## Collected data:
______________________________
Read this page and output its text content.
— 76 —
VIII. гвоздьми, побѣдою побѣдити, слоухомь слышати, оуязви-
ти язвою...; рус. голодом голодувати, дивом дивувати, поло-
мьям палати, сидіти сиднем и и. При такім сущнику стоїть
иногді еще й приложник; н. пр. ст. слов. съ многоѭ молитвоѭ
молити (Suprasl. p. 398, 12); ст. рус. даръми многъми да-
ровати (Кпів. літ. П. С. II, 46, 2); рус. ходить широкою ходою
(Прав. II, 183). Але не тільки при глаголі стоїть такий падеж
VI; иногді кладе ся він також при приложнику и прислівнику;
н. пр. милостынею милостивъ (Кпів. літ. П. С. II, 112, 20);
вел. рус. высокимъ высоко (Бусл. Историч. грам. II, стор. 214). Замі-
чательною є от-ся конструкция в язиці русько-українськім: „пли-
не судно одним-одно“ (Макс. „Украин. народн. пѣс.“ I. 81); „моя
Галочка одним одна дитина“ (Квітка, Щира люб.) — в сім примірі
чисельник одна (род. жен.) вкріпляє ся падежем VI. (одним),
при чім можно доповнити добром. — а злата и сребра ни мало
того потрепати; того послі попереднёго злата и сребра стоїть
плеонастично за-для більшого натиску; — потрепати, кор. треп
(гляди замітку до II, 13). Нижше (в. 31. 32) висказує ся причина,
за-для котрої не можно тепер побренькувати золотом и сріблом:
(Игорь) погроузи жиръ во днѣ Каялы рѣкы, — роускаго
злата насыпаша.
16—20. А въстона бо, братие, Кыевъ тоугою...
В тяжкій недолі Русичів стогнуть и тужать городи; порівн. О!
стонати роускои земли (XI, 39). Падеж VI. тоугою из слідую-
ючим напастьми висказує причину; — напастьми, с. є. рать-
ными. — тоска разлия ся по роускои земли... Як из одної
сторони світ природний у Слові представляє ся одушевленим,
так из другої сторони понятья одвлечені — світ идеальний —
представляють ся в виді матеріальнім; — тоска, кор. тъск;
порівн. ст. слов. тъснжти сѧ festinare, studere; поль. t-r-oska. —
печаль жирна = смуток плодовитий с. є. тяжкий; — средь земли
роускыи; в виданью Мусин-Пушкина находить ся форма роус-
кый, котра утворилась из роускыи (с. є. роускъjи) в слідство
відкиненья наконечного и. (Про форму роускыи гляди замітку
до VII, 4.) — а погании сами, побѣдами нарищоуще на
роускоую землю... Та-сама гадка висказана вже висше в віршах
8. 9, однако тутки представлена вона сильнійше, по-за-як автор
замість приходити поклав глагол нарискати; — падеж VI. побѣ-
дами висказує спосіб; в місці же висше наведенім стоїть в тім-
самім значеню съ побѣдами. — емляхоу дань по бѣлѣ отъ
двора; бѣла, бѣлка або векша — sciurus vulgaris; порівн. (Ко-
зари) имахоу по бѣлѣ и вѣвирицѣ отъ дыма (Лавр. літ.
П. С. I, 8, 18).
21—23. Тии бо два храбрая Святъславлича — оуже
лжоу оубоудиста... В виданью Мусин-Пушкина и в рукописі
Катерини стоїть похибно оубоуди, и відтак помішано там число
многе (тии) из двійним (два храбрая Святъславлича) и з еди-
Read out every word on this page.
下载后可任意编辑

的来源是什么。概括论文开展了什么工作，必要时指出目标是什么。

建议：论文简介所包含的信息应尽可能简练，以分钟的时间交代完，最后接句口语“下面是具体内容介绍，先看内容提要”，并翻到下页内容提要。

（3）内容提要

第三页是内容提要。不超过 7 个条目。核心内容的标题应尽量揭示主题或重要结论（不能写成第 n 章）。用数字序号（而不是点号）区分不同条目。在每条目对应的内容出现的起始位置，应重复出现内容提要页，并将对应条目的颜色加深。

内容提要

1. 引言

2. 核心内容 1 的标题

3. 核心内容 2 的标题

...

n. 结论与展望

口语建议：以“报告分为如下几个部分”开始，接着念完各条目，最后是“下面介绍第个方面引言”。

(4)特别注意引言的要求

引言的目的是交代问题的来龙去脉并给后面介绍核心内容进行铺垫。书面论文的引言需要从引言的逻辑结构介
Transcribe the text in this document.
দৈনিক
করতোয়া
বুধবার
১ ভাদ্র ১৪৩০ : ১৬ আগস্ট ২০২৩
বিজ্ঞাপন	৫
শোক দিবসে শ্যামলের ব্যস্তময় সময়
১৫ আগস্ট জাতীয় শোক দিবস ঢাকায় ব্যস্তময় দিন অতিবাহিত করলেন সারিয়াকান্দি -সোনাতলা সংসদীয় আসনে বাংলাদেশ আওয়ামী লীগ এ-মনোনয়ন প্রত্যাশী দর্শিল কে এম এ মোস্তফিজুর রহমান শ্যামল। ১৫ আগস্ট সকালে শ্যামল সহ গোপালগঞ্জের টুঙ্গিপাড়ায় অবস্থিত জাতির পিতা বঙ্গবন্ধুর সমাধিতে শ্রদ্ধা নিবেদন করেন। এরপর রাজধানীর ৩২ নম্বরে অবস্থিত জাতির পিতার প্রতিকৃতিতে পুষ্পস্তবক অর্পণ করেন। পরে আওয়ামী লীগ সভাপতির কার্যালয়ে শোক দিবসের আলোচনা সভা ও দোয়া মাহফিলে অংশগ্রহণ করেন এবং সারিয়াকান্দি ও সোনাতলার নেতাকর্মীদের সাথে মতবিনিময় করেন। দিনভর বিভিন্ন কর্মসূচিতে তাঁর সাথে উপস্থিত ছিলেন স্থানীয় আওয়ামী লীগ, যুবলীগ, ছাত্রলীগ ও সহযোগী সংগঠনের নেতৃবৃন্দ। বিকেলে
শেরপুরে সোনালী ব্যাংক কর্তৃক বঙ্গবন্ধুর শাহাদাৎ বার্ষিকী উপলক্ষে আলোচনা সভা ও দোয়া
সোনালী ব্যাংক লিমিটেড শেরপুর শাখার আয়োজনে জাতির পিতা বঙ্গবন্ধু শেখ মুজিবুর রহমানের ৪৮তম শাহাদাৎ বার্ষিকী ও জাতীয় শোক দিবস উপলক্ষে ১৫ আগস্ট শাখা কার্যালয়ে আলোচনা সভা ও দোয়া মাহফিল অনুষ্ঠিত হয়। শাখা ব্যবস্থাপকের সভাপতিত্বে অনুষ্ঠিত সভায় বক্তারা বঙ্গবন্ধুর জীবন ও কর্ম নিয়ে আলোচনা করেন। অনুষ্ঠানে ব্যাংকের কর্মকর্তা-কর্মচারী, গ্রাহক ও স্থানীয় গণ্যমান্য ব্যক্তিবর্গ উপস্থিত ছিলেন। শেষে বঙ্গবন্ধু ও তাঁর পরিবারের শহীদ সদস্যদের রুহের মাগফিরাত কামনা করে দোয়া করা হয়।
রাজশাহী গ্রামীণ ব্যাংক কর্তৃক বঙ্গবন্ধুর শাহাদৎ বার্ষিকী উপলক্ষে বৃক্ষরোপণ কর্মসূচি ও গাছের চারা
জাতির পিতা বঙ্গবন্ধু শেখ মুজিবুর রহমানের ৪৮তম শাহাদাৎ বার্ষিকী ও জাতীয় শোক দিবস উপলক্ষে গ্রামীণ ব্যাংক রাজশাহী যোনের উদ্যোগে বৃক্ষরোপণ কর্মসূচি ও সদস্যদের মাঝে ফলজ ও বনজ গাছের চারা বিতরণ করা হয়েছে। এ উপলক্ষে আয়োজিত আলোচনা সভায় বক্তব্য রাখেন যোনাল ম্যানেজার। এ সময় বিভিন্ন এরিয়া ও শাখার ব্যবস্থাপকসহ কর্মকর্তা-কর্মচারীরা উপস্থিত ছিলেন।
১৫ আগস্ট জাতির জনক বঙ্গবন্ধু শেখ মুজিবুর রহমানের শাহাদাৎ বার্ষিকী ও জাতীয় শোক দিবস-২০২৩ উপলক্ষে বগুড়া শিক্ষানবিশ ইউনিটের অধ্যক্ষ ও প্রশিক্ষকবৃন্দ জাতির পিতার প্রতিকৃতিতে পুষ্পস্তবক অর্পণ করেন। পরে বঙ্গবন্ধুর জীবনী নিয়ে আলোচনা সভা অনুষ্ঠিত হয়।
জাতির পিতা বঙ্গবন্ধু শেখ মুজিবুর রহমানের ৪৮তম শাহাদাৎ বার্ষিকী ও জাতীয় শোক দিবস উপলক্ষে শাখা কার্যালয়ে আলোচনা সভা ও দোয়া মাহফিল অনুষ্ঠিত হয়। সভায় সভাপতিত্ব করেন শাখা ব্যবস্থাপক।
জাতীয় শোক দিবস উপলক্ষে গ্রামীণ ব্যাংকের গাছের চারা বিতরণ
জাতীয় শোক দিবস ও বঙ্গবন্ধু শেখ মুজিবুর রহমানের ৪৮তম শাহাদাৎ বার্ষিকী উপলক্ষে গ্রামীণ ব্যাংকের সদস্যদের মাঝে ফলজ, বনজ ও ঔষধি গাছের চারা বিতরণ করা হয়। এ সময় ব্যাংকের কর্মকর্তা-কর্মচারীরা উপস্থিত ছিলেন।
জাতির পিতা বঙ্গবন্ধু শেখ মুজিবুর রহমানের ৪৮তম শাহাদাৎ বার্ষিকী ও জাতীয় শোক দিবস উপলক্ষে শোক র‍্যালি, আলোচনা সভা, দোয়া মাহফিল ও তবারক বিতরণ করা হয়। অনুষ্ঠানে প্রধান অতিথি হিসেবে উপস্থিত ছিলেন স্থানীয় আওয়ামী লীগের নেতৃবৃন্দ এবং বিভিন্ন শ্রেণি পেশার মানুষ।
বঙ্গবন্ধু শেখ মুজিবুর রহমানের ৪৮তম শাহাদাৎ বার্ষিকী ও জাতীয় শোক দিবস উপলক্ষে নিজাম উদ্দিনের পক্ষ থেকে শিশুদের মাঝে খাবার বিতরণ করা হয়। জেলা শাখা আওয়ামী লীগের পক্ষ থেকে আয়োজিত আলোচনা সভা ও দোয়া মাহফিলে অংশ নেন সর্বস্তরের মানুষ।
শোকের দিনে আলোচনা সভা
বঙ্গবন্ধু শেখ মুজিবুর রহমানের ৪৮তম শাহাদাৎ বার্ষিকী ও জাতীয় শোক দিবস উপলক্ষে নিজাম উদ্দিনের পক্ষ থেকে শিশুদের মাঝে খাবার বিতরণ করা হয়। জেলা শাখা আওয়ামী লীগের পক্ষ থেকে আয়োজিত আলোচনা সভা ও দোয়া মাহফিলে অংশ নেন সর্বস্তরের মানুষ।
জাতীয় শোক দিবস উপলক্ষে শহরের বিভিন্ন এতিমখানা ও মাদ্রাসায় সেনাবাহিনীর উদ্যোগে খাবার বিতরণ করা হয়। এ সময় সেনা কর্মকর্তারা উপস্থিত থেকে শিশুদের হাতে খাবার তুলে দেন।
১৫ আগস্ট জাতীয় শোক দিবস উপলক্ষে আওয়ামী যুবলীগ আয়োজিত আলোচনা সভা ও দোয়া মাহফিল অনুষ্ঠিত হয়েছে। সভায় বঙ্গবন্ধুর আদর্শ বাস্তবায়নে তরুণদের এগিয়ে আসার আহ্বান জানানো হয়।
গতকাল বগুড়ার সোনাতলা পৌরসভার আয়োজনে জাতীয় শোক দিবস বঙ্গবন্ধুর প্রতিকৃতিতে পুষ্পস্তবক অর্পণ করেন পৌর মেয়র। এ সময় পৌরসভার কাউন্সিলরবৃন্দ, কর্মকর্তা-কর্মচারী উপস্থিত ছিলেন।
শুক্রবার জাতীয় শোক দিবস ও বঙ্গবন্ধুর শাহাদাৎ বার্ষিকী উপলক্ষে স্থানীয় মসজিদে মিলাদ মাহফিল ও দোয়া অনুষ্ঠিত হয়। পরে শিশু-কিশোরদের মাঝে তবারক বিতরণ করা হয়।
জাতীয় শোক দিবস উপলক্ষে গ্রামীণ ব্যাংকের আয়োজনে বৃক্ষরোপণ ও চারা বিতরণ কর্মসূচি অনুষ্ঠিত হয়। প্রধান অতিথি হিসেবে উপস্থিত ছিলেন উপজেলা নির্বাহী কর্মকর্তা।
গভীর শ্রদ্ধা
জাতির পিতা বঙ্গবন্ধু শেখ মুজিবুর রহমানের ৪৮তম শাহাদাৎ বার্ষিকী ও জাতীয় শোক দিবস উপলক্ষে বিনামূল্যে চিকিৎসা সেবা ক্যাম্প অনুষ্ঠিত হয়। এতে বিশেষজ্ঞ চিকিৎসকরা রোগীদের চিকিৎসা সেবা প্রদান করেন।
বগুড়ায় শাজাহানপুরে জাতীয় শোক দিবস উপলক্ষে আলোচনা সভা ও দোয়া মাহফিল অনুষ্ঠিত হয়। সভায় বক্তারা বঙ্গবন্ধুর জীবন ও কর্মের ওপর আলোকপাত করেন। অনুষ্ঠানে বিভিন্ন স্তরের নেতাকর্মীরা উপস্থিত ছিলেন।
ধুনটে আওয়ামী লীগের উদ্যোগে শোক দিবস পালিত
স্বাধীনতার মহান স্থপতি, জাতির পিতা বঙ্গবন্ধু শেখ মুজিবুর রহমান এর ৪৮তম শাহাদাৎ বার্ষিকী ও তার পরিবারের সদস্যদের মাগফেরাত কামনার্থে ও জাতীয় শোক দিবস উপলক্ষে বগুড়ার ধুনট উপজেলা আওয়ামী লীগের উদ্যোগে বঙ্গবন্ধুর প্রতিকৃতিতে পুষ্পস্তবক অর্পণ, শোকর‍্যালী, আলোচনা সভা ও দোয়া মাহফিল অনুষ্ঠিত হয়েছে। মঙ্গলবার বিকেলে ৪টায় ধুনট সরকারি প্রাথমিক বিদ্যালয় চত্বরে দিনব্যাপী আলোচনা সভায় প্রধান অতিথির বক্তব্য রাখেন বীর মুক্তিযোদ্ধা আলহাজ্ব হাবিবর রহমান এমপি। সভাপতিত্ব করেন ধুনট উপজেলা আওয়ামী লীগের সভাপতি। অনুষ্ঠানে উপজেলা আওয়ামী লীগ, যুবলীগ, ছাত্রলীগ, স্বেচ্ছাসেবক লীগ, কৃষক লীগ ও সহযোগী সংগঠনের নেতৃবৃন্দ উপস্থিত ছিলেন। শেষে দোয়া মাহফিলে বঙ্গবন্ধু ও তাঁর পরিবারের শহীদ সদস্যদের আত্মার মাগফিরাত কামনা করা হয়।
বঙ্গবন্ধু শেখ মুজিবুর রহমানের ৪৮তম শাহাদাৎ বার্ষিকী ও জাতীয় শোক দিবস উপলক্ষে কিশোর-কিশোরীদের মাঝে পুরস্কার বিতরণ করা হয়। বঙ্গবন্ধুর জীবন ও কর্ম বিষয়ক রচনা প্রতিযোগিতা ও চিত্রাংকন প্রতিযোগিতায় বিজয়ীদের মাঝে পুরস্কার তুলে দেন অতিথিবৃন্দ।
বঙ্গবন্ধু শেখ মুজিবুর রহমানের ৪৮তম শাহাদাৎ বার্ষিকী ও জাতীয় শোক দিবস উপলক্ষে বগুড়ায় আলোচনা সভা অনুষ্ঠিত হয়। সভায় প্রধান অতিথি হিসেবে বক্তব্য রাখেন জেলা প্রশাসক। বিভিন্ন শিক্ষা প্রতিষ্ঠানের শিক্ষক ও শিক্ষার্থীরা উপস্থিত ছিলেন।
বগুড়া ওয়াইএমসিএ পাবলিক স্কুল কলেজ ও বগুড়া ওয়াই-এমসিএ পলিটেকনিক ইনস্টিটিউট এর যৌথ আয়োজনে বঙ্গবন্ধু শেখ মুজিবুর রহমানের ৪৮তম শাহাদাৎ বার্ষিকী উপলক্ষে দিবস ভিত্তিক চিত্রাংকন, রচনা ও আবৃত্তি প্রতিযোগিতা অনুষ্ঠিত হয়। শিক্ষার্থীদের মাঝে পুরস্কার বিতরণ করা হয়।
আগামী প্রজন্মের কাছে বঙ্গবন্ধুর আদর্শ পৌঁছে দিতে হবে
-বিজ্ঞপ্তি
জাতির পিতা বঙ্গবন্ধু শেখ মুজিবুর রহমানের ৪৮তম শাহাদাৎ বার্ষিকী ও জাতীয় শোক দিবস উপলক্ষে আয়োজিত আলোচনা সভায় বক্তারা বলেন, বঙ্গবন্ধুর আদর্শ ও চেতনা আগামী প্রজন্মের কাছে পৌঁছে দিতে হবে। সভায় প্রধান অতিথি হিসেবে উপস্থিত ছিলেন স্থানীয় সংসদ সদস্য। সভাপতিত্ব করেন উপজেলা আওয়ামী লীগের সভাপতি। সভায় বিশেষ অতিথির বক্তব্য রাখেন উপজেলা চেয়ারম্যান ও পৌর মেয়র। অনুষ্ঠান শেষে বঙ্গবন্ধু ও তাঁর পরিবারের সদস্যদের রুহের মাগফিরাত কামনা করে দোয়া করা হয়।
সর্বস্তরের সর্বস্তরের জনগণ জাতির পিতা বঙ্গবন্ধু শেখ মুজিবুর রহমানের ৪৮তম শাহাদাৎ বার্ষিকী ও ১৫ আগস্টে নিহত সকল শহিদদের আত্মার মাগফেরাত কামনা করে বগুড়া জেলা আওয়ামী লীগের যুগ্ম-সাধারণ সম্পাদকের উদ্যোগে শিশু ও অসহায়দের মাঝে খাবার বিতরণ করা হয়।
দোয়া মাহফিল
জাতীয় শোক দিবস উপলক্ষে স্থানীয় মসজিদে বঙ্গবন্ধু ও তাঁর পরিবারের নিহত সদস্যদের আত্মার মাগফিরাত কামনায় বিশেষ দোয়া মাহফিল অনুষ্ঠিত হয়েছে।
______________________________
## Exercise task:
Extract all lines containing the word "висказує".

## The result:
(гляди замітку до II, 13). Нижше (в. 31. 32) висказує ся причина,
ючим напастьми висказує причину; — напастьми, с. є. рать-
дами висказує спосіб; в місці же висше наведенім стоїть в тім-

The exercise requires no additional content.